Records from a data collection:
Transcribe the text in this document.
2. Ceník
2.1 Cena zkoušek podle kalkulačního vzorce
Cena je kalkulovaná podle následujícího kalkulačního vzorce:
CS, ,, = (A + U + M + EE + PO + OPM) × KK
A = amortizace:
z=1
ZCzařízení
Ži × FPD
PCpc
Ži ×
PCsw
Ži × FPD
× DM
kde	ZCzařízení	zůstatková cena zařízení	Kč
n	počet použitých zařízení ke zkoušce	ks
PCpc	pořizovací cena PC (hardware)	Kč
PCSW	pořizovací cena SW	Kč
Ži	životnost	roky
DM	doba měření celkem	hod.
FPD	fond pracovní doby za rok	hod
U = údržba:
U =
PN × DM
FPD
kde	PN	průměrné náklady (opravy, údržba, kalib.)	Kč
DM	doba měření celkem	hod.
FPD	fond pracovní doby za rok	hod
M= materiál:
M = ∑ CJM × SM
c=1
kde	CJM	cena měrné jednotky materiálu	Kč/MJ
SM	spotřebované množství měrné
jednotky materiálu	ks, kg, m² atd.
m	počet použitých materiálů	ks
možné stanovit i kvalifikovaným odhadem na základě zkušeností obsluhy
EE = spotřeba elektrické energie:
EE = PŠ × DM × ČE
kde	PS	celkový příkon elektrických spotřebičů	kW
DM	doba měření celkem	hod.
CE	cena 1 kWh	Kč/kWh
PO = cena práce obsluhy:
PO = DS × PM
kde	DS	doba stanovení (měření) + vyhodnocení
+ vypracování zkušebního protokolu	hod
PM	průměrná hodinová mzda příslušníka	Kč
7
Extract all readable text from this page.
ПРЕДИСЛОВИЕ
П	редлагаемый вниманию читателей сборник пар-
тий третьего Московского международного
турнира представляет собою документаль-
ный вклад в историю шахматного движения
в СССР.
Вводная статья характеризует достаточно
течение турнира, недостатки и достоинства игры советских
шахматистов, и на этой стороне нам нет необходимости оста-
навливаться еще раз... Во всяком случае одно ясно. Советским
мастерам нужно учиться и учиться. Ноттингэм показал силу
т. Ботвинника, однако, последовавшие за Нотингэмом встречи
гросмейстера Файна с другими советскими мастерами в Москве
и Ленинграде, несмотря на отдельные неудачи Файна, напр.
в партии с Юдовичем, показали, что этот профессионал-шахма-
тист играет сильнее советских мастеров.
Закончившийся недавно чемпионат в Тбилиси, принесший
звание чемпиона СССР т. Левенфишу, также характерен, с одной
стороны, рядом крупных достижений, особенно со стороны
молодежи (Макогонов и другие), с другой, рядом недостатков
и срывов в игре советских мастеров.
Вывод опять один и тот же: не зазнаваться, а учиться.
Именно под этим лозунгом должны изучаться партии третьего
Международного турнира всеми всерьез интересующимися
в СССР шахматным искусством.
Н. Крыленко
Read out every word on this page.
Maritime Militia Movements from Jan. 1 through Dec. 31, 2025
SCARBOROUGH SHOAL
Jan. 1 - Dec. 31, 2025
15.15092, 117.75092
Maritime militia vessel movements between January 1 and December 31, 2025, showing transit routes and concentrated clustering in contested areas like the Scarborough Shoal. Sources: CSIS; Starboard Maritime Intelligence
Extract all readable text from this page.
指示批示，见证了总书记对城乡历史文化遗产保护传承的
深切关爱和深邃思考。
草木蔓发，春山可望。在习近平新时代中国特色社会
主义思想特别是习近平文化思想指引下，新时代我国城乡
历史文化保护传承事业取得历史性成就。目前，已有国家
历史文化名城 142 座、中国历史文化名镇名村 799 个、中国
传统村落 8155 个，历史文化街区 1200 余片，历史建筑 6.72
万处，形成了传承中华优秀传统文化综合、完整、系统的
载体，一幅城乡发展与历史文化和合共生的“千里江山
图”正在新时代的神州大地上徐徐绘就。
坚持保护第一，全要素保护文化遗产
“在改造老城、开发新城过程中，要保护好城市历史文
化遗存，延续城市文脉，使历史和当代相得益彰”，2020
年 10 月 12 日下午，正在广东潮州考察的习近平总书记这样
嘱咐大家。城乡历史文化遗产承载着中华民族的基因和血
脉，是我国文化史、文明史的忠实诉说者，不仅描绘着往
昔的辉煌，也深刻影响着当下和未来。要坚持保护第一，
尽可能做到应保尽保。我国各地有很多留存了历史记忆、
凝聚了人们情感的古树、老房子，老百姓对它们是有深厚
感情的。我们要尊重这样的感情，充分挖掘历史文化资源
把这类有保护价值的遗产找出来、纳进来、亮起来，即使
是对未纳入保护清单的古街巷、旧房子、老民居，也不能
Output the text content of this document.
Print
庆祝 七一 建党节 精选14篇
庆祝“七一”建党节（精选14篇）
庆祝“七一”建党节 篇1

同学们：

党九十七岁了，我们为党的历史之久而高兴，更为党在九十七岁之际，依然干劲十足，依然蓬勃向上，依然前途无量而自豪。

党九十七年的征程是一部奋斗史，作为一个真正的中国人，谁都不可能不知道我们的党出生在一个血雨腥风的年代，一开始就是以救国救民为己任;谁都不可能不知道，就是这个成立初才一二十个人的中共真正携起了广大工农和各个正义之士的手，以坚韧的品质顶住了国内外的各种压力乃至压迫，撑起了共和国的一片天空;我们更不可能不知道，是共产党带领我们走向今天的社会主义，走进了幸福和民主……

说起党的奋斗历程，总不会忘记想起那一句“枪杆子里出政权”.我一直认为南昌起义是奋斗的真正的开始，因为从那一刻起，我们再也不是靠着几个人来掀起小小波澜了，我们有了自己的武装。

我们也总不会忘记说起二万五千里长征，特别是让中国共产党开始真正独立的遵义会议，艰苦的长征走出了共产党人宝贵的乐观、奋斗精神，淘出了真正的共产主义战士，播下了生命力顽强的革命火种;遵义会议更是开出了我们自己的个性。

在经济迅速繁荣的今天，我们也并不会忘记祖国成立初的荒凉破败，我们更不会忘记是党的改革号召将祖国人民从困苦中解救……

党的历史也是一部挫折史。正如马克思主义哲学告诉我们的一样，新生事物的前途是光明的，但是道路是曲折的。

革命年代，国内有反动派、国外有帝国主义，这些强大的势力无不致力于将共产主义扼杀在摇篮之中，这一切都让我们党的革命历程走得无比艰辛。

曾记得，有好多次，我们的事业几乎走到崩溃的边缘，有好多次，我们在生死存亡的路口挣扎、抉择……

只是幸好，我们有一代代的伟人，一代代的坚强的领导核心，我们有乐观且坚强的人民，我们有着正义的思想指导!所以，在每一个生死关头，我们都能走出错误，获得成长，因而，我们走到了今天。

▶ [What you need to do] Write out the full listing exactly as given.

▶ [Solution to the exercise]
Transcribe the text in this document.
2. Ceník
2.1 Cena zkoušek podle kalkulačního vzorce
Cena je kalkulovaná podle následujícího kalkulačního vzorce:
CS, ,, = (A + U + M + EE + PO + OPM) × KK
A = amortizace:
z=1
ZCzařízení
Ži × FPD
PCpc
Ži ×
PCsw
Ži × FPD
× DM
kde	ZCzařízení	zůstatková cena zařízení	Kč
n	počet použitých zařízení ke zkoušce	ks
PCpc	pořizovací cena PC (hardware)	Kč
PCSW	pořizovací cena SW	Kč
Ži	životnost	roky
DM	doba měření celkem	hod.
FPD	fond pracovní doby za rok	hod
U = údržba:
U =
PN × DM
FPD
kde	PN	průměrné náklady (opravy, údržba, kalib.)	Kč
DM	doba měření celkem	hod.
FPD	fond pracovní doby za rok	hod
M= materiál:
M = ∑ CJM × SM
c=1
kde	CJM	cena měrné jednotky materiálu	Kč/MJ
SM	spotřebované množství měrné
jednotky materiálu	ks, kg, m² atd.
m	počet použitých materiálů	ks
možné stanovit i kvalifikovaným odhadem na základě zkušeností obsluhy
EE = spotřeba elektrické energie:
EE = PŠ × DM × ČE
kde	PS	celkový příkon elektrických spotřebičů	kW
DM	doba měření celkem	hod.
CE	cena 1 kWh	Kč/kWh
PO = cena práce obsluhy:
PO = DS × PM
kde	DS	doba stanovení (měření) + vyhodnocení
+ vypracování zkušebního protokolu	hod
PM	průměrná hodinová mzda příslušníka	Kč
7
Extract all readable text from this page.
ПРЕДИСЛОВИЕ
П	редлагаемый вниманию читателей сборник пар-
тий третьего Московского международного
турнира представляет собою документаль-
ный вклад в историю шахматного движения
в СССР.
Вводная статья характеризует достаточно
течение турнира, недостатки и достоинства игры советских
шахматистов, и на этой стороне нам нет необходимости оста-
навливаться еще раз... Во всяком случае одно ясно. Советским
мастерам нужно учиться и учиться. Ноттингэм показал силу
т. Ботвинника, однако, последовавшие за Нотингэмом встречи
гросмейстера Файна с другими советскими мастерами в Москве
и Ленинграде, несмотря на отдельные неудачи Файна, напр.
в партии с Юдовичем, показали, что этот профессионал-шахма-
тист играет сильнее советских мастеров.
Закончившийся недавно чемпионат в Тбилиси, принесший
звание чемпиона СССР т. Левенфишу, также характерен, с одной
стороны, рядом крупных достижений, особенно со стороны
молодежи (Макогонов и другие), с другой, рядом недостатков
и срывов в игре советских мастеров.
Вывод опять один и тот же: не зазнаваться, а учиться.
Именно под этим лозунгом должны изучаться партии третьего
Международного турнира всеми всерьез интересующимися
в СССР шахматным искусством.
Н. Крыленко
Read out every word on this page.
Maritime Militia Movements from Jan. 1 through Dec. 31, 2025
SCARBOROUGH SHOAL
Jan. 1 - Dec. 31, 2025
15.15092, 117.75092
Maritime militia vessel movements between January 1 and December 31, 2025, showing transit routes and concentrated clustering in contested areas like the Scarborough Shoal. Sources: CSIS; Starboard Maritime Intelligence
Extract all readable text from this page.
指示批示，见证了总书记对城乡历史文化遗产保护传承的
深切关爱和深邃思考。
草木蔓发，春山可望。在习近平新时代中国特色社会
主义思想特别是习近平文化思想指引下，新时代我国城乡
历史文化保护传承事业取得历史性成就。目前，已有国家
历史文化名城 142 座、中国历史文化名镇名村 799 个、中国
传统村落 8155 个，历史文化街区 1200 余片，历史建筑 6.72
万处，形成了传承中华优秀传统文化综合、完整、系统的
载体，一幅城乡发展与历史文化和合共生的“千里江山
图”正在新时代的神州大地上徐徐绘就。
坚持保护第一，全要素保护文化遗产
“在改造老城、开发新城过程中，要保护好城市历史文
化遗存，延续城市文脉，使历史和当代相得益彰”，2020
年 10 月 12 日下午，正在广东潮州考察的习近平总书记这样
嘱咐大家。城乡历史文化遗产承载着中华民族的基因和血
脉，是我国文化史、文明史的忠实诉说者，不仅描绘着往
昔的辉煌，也深刻影响着当下和未来。要坚持保护第一，
尽可能做到应保尽保。我国各地有很多留存了历史记忆、
凝聚了人们情感的古树、老房子，老百姓对它们是有深厚
感情的。我们要尊重这样的感情，充分挖掘历史文化资源
把这类有保护价值的遗产找出来、纳进来、亮起来，即使
是对未纳入保护清单的古街巷、旧房子、老民居，也不能
Output the text content of this document.
Print
庆祝 七一 建党节 精选14篇
庆祝“七一”建党节（精选14篇）
庆祝“七一”建党节 篇1

同学们：

党九十七岁了，我们为党的历史之久而高兴，更为党在九十七岁之际，依然干劲十足，依然蓬勃向上，依然前途无量而自豪。

党九十七年的征程是一部奋斗史，作为一个真正的中国人，谁都不可能不知道我们的党出生在一个血雨腥风的年代，一开始就是以救国救民为己任;谁都不可能不知道，就是这个成立初才一二十个人的中共真正携起了广大工农和各个正义之士的手，以坚韧的品质顶住了国内外的各种压力乃至压迫，撑起了共和国的一片天空;我们更不可能不知道，是共产党带领我们走向今天的社会主义，走进了幸福和民主……

说起党的奋斗历程，总不会忘记想起那一句“枪杆子里出政权”.我一直认为南昌起义是奋斗的真正的开始，因为从那一刻起，我们再也不是靠着几个人来掀起小小波澜了，我们有了自己的武装。

我们也总不会忘记说起二万五千里长征，特别是让中国共产党开始真正独立的遵义会议，艰苦的长征走出了共产党人宝贵的乐观、奋斗精神，淘出了真正的共产主义战士，播下了生命力顽强的革命火种;遵义会议更是开出了我们自己的个性。

在经济迅速繁荣的今天，我们也并不会忘记祖国成立初的荒凉破败，我们更不会忘记是党的改革号召将祖国人民从困苦中解救……

党的历史也是一部挫折史。正如马克思主义哲学告诉我们的一样，新生事物的前途是光明的，但是道路是曲折的。

革命年代，国内有反动派、国外有帝国主义，这些强大的势力无不致力于将共产主义扼杀在摇篮之中，这一切都让我们党的革命历程走得无比艰辛。

曾记得，有好多次，我们的事业几乎走到崩溃的边缘，有好多次，我们在生死存亡的路口挣扎、抉择……

只是幸好，我们有一代代的伟人，一代代的坚强的领导核心，我们有乐观且坚强的人民，我们有着正义的思想指导!所以，在每一个生死关头，我们都能走出错误，获得成长，因而，我们走到了今天。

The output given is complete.